*WHAT TO WORK ON:*
Examine the entries below, count the lines holding the string "sudo", and respond with the number only.

* Begin SUPPLIED MATERIAL *

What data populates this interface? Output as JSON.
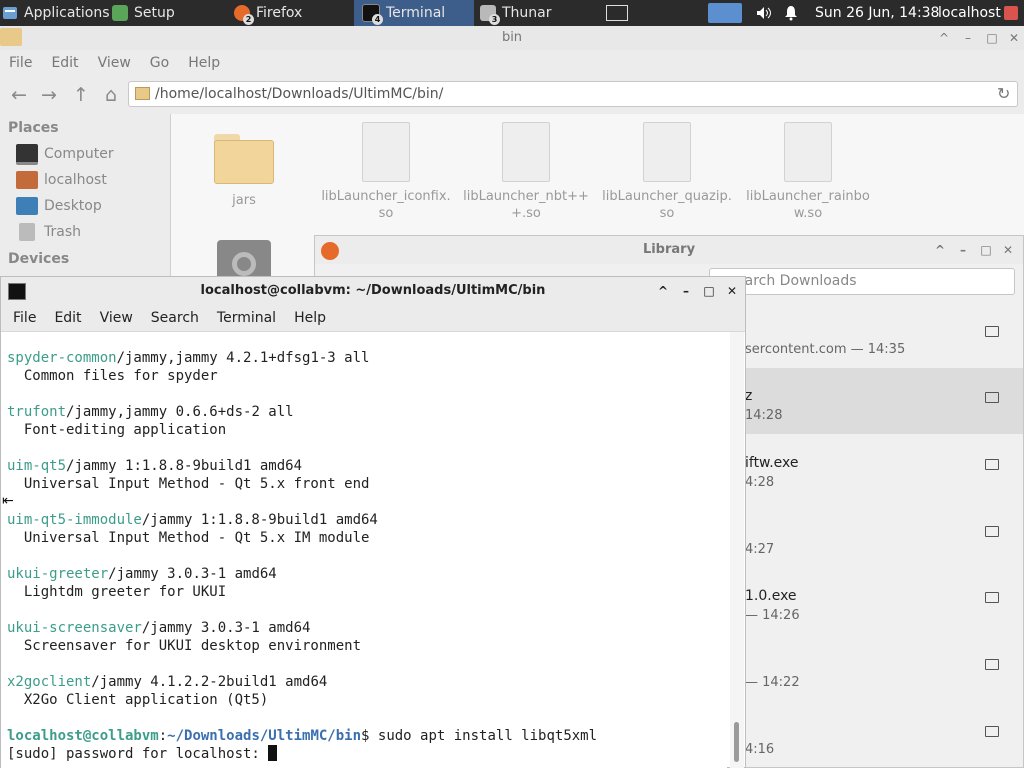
{
  "taskbar": {
    "applications_label": "Applications",
    "tasks": [
      {
        "label": "Setup",
        "badge": ""
      },
      {
        "label": "Firefox",
        "badge": "2"
      },
      {
        "label": "Terminal",
        "badge": "4"
      },
      {
        "label": "Thunar",
        "badge": "3"
      }
    ],
    "clock": "Sun 26 Jun, 14:38",
    "user": "localhost"
  },
  "thunar": {
    "title": "bin",
    "menu": [
      "File",
      "Edit",
      "View",
      "Go",
      "Help"
    ],
    "path": "/home/localhost/Downloads/UltimMC/bin/",
    "sidebar": {
      "places_heading": "Places",
      "places": [
        "Computer",
        "localhost",
        "Desktop",
        "Trash"
      ],
      "devices_heading": "Devices"
    },
    "files": [
      {
        "name_line1": "jars",
        "name_line2": ""
      },
      {
        "name_line1": "libLauncher_iconfix.",
        "name_line2": "so"
      },
      {
        "name_line1": "libLauncher_nbt++",
        "name_line2": "+.so"
      },
      {
        "name_line1": "libLauncher_quazip.",
        "name_line2": "so"
      },
      {
        "name_line1": "libLauncher_rainbo",
        "name_line2": "w.so"
      }
    ]
  },
  "library": {
    "title": "Library",
    "search_placeholder": "earch Downloads",
    "downloads": [
      {
        "name": "",
        "meta": "sercontent.com — 14:35"
      },
      {
        "name": "z",
        "meta": "14:28"
      },
      {
        "name": "iftw.exe",
        "meta": "4:28"
      },
      {
        "name": "",
        "meta": "4:27"
      },
      {
        "name": "1.0.exe",
        "meta": "— 14:26"
      },
      {
        "name": "",
        "meta": "— 14:22"
      },
      {
        "name": "",
        "meta": "4:16"
      }
    ]
  },
  "terminal": {
    "title": "localhost@collabvm: ~/Downloads/UltimMC/bin",
    "menu": [
      "File",
      "Edit",
      "View",
      "Search",
      "Terminal",
      "Help"
    ],
    "entries": [
      {
        "pkg": "spyder-common",
        "rest": "/jammy,jammy 4.2.1+dfsg1-3 all",
        "desc": "  Common files for spyder"
      },
      {
        "pkg": "trufont",
        "rest": "/jammy,jammy 0.6.6+ds-2 all",
        "desc": "  Font-editing application"
      },
      {
        "pkg": "uim-qt5",
        "rest": "/jammy 1:1.8.8-9build1 amd64",
        "desc": "  Universal Input Method - Qt 5.x front end"
      },
      {
        "pkg": "uim-qt5-immodule",
        "rest": "/jammy 1:1.8.8-9build1 amd64",
        "desc": "  Universal Input Method - Qt 5.x IM module"
      },
      {
        "pkg": "ukui-greeter",
        "rest": "/jammy 3.0.3-1 amd64",
        "desc": "  Lightdm greeter for UKUI"
      },
      {
        "pkg": "ukui-screensaver",
        "rest": "/jammy 3.0.3-1 amd64",
        "desc": "  Screensaver for UKUI desktop environment"
      },
      {
        "pkg": "x2goclient",
        "rest": "/jammy 4.1.2.2-2build1 amd64",
        "desc": "  X2Go Client application (Qt5)"
      }
    ],
    "prompt_user": "localhost@collabvm",
    "prompt_sep": ":",
    "prompt_path": "~/Downloads/UltimMC/bin",
    "prompt_cmd": "$ sudo apt install libqt5xml",
    "sudo_prompt": "[sudo] password for localhost: "
  },
  "colors": {
    "taskbar_bg": "#2b2b2b",
    "active_task": "#3d5d8a",
    "package_name": "#3c9d8a",
    "prompt_path": "#3a6fb0"
  }
}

* End SUPPLIED MATERIAL *

*REPLY TO THE EXERCISE:*
2